━━━ MATERIAL FOR THIS TASK
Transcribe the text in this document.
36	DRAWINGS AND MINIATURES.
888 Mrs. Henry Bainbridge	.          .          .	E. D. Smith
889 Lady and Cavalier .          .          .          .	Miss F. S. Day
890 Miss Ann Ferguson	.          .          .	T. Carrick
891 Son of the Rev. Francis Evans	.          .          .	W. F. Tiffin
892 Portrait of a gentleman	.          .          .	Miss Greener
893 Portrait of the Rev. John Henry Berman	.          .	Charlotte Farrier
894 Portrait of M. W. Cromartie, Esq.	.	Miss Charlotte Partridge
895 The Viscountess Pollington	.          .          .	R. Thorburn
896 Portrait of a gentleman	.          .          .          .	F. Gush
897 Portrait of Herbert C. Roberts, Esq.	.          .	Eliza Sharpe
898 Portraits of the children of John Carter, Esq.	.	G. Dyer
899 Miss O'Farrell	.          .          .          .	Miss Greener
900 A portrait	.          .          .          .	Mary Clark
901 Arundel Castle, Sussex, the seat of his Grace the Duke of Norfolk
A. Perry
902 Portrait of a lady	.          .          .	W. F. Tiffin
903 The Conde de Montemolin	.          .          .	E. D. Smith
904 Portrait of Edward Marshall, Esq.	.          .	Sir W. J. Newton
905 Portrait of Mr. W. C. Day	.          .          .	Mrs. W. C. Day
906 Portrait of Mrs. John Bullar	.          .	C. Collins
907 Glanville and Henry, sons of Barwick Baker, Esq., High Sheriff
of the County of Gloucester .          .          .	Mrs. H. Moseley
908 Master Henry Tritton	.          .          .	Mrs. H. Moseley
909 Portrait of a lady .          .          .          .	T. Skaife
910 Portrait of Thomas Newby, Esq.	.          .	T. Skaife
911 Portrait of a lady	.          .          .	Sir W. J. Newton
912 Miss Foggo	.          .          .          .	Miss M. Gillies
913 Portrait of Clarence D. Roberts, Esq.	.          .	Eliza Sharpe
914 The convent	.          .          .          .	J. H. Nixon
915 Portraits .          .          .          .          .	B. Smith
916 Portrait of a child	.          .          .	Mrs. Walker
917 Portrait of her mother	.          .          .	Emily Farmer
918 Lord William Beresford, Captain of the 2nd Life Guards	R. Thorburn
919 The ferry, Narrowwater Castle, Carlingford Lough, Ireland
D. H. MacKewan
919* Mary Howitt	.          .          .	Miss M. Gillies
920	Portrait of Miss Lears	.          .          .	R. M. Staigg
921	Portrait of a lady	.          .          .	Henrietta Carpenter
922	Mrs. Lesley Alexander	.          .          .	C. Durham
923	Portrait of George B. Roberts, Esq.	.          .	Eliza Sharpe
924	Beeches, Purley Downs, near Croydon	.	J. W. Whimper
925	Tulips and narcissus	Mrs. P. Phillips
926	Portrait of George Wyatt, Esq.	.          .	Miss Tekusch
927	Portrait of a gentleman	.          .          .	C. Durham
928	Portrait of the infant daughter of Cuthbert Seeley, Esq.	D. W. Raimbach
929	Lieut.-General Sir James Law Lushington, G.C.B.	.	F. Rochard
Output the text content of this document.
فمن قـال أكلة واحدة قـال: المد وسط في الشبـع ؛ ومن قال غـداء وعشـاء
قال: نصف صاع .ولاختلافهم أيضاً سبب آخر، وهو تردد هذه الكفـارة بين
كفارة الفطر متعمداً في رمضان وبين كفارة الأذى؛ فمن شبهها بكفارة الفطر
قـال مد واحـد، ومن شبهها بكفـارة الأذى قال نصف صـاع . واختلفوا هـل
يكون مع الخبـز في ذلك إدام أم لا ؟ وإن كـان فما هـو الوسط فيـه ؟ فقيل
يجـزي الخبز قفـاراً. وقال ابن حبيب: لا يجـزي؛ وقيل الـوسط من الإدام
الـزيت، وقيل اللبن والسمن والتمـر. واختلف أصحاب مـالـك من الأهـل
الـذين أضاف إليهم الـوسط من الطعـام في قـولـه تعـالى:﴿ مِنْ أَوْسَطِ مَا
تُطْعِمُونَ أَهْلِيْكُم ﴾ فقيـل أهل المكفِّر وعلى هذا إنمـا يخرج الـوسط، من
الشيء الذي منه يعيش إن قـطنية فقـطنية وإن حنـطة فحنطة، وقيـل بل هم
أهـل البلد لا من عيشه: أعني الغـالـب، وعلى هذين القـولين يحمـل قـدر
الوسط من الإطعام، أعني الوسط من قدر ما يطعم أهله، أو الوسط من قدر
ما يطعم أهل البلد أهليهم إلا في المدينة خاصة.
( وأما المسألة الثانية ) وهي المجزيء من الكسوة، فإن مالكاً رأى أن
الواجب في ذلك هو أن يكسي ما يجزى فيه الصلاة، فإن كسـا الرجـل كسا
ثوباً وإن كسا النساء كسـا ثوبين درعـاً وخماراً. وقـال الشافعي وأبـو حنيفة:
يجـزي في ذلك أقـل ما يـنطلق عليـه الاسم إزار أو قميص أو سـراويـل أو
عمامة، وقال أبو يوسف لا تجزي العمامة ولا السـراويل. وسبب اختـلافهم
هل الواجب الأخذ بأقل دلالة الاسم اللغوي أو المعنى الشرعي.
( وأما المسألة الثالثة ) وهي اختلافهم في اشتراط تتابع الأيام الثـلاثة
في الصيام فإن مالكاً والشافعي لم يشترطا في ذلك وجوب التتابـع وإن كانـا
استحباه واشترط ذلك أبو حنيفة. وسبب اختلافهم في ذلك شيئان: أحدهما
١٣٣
━━━━━━
**TASK TO CARRY OUT:**
Quote every line of the data, word for word.

**TASK SOLUTION:**
Transcribe the text in this document.
36	DRAWINGS AND MINIATURES.
888 Mrs. Henry Bainbridge	.          .          .	E. D. Smith
889 Lady and Cavalier .          .          .          .	Miss F. S. Day
890 Miss Ann Ferguson	.          .          .	T. Carrick
891 Son of the Rev. Francis Evans	.          .          .	W. F. Tiffin
892 Portrait of a gentleman	.          .          .	Miss Greener
893 Portrait of the Rev. John Henry Berman	.          .	Charlotte Farrier
894 Portrait of M. W. Cromartie, Esq.	.	Miss Charlotte Partridge
895 The Viscountess Pollington	.          .          .	R. Thorburn
896 Portrait of a gentleman	.          .          .          .	F. Gush
897 Portrait of Herbert C. Roberts, Esq.	.          .	Eliza Sharpe
898 Portraits of the children of John Carter, Esq.	.	G. Dyer
899 Miss O'Farrell	.          .          .          .	Miss Greener
900 A portrait	.          .          .          .	Mary Clark
901 Arundel Castle, Sussex, the seat of his Grace the Duke of Norfolk
A. Perry
902 Portrait of a lady	.          .          .	W. F. Tiffin
903 The Conde de Montemolin	.          .          .	E. D. Smith
904 Portrait of Edward Marshall, Esq.	.          .	Sir W. J. Newton
905 Portrait of Mr. W. C. Day	.          .          .	Mrs. W. C. Day
906 Portrait of Mrs. John Bullar	.          .	C. Collins
907 Glanville and Henry, sons of Barwick Baker, Esq., High Sheriff
of the County of Gloucester .          .          .	Mrs. H. Moseley
908 Master Henry Tritton	.          .          .	Mrs. H. Moseley
909 Portrait of a lady .          .          .          .	T. Skaife
910 Portrait of Thomas Newby, Esq.	.          .	T. Skaife
911 Portrait of a lady	.          .          .	Sir W. J. Newton
912 Miss Foggo	.          .          .          .	Miss M. Gillies
913 Portrait of Clarence D. Roberts, Esq.	.          .	Eliza Sharpe
914 The convent	.          .          .          .	J. H. Nixon
915 Portraits .          .          .          .          .	B. Smith
916 Portrait of a child	.          .          .	Mrs. Walker
917 Portrait of her mother	.          .          .	Emily Farmer
918 Lord William Beresford, Captain of the 2nd Life Guards	R. Thorburn
919 The ferry, Narrowwater Castle, Carlingford Lough, Ireland
D. H. MacKewan
919* Mary Howitt	.          .          .	Miss M. Gillies
920	Portrait of Miss Lears	.          .          .	R. M. Staigg
921	Portrait of a lady	.          .          .	Henrietta Carpenter
922	Mrs. Lesley Alexander	.          .          .	C. Durham
923	Portrait of George B. Roberts, Esq.	.          .	Eliza Sharpe
924	Beeches, Purley Downs, near Croydon	.	J. W. Whimper
925	Tulips and narcissus	Mrs. P. Phillips
926	Portrait of George Wyatt, Esq.	.          .	Miss Tekusch
927	Portrait of a gentleman	.          .          .	C. Durham
928	Portrait of the infant daughter of Cuthbert Seeley, Esq.	D. W. Raimbach
929	Lieut.-General Sir James Law Lushington, G.C.B.	.	F. Rochard
Output the text content of this document.
فمن قـال أكلة واحدة قـال: المد وسط في الشبـع ؛ ومن قال غـداء وعشـاء
قال: نصف صاع .ولاختلافهم أيضاً سبب آخر، وهو تردد هذه الكفـارة بين
كفارة الفطر متعمداً في رمضان وبين كفارة الأذى؛ فمن شبهها بكفارة الفطر
قـال مد واحـد، ومن شبهها بكفـارة الأذى قال نصف صـاع . واختلفوا هـل
يكون مع الخبـز في ذلك إدام أم لا ؟ وإن كـان فما هـو الوسط فيـه ؟ فقيل
يجـزي الخبز قفـاراً. وقال ابن حبيب: لا يجـزي؛ وقيل الـوسط من الإدام
الـزيت، وقيل اللبن والسمن والتمـر. واختلف أصحاب مـالـك من الأهـل
الـذين أضاف إليهم الـوسط من الطعـام في قـولـه تعـالى:﴿ مِنْ أَوْسَطِ مَا
تُطْعِمُونَ أَهْلِيْكُم ﴾ فقيـل أهل المكفِّر وعلى هذا إنمـا يخرج الـوسط، من
الشيء الذي منه يعيش إن قـطنية فقـطنية وإن حنـطة فحنطة، وقيـل بل هم
أهـل البلد لا من عيشه: أعني الغـالـب، وعلى هذين القـولين يحمـل قـدر
الوسط من الإطعام، أعني الوسط من قدر ما يطعم أهله، أو الوسط من قدر
ما يطعم أهل البلد أهليهم إلا في المدينة خاصة.
( وأما المسألة الثانية ) وهي المجزيء من الكسوة، فإن مالكاً رأى أن
الواجب في ذلك هو أن يكسي ما يجزى فيه الصلاة، فإن كسـا الرجـل كسا
ثوباً وإن كسا النساء كسـا ثوبين درعـاً وخماراً. وقـال الشافعي وأبـو حنيفة:
يجـزي في ذلك أقـل ما يـنطلق عليـه الاسم إزار أو قميص أو سـراويـل أو
عمامة، وقال أبو يوسف لا تجزي العمامة ولا السـراويل. وسبب اختـلافهم
هل الواجب الأخذ بأقل دلالة الاسم اللغوي أو المعنى الشرعي.
( وأما المسألة الثالثة ) وهي اختلافهم في اشتراط تتابع الأيام الثـلاثة
في الصيام فإن مالكاً والشافعي لم يشترطا في ذلك وجوب التتابـع وإن كانـا
استحباه واشترط ذلك أبو حنيفة. وسبب اختلافهم في ذلك شيئان: أحدهما
١٣٣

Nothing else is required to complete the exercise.